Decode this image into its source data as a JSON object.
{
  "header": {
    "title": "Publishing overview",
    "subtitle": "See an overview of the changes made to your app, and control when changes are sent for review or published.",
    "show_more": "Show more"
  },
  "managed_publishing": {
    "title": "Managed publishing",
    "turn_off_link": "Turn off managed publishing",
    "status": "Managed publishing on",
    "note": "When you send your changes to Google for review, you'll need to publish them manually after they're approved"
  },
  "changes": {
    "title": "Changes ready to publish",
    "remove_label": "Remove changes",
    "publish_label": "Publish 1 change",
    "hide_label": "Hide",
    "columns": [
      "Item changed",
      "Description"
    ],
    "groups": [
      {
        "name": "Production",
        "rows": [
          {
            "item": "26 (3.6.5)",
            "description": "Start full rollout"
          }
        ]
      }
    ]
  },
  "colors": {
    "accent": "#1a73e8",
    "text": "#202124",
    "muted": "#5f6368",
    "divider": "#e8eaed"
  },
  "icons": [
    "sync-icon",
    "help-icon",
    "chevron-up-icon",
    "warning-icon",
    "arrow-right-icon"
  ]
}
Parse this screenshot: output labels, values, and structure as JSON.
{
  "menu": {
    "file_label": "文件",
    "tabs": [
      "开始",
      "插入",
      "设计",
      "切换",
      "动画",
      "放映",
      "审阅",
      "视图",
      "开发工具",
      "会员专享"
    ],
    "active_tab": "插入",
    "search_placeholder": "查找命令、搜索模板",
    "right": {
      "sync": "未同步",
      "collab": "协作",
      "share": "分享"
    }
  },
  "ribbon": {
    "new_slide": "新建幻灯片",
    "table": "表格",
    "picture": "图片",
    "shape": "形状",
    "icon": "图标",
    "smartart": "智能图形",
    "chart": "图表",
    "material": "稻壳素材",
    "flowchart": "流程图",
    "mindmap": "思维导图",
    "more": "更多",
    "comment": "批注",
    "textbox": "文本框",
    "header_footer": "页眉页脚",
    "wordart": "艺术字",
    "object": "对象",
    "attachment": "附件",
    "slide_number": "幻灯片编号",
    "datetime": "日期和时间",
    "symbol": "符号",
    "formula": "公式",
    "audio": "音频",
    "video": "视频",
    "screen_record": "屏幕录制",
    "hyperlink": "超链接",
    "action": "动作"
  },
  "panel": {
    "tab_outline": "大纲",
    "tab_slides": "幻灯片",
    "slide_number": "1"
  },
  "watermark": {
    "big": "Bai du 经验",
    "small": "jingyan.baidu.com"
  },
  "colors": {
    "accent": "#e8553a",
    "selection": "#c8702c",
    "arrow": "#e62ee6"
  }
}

··········

INSTRUCTIONS TO FOLLOW –
Please set down the whole listing above without altering a single line.

FULL ANSWER –
Decode this image into its source data as a JSON object.
{
  "header": {
    "title": "Publishing overview",
    "subtitle": "See an overview of the changes made to your app, and control when changes are sent for review or published.",
    "show_more": "Show more"
  },
  "managed_publishing": {
    "title": "Managed publishing",
    "turn_off_link": "Turn off managed publishing",
    "status": "Managed publishing on",
    "note": "When you send your changes to Google for review, you'll need to publish them manually after they're approved"
  },
  "changes": {
    "title": "Changes ready to publish",
    "remove_label": "Remove changes",
    "publish_label": "Publish 1 change",
    "hide_label": "Hide",
    "columns": [
      "Item changed",
      "Description"
    ],
    "groups": [
      {
        "name": "Production",
        "rows": [
          {
            "item": "26 (3.6.5)",
            "description": "Start full rollout"
          }
        ]
      }
    ]
  },
  "colors": {
    "accent": "#1a73e8",
    "text": "#202124",
    "muted": "#5f6368",
    "divider": "#e8eaed"
  },
  "icons": [
    "sync-icon",
    "help-icon",
    "chevron-up-icon",
    "warning-icon",
    "arrow-right-icon"
  ]
}
Parse this screenshot: output labels, values, and structure as JSON.
{
  "menu": {
    "file_label": "文件",
    "tabs": [
      "开始",
      "插入",
      "设计",
      "切换",
      "动画",
      "放映",
      "审阅",
      "视图",
      "开发工具",
      "会员专享"
    ],
    "active_tab": "插入",
    "search_placeholder": "查找命令、搜索模板",
    "right": {
      "sync": "未同步",
      "collab": "协作",
      "share": "分享"
    }
  },
  "ribbon": {
    "new_slide": "新建幻灯片",
    "table": "表格",
    "picture": "图片",
    "shape": "形状",
    "icon": "图标",
    "smartart": "智能图形",
    "chart": "图表",
    "material": "稻壳素材",
    "flowchart": "流程图",
    "mindmap": "思维导图",
    "more": "更多",
    "comment": "批注",
    "textbox": "文本框",
    "header_footer": "页眉页脚",
    "wordart": "艺术字",
    "object": "对象",
    "attachment": "附件",
    "slide_number": "幻灯片编号",
    "datetime": "日期和时间",
    "symbol": "符号",
    "formula": "公式",
    "audio": "音频",
    "video": "视频",
    "screen_record": "屏幕录制",
    "hyperlink": "超链接",
    "action": "动作"
  },
  "panel": {
    "tab_outline": "大纲",
    "tab_slides": "幻灯片",
    "slide_number": "1"
  },
  "watermark": {
    "big": "Bai du 经验",
    "small": "jingyan.baidu.com"
  },
  "colors": {
    "accent": "#e8553a",
    "selection": "#c8702c",
    "arrow": "#e62ee6"
  }
}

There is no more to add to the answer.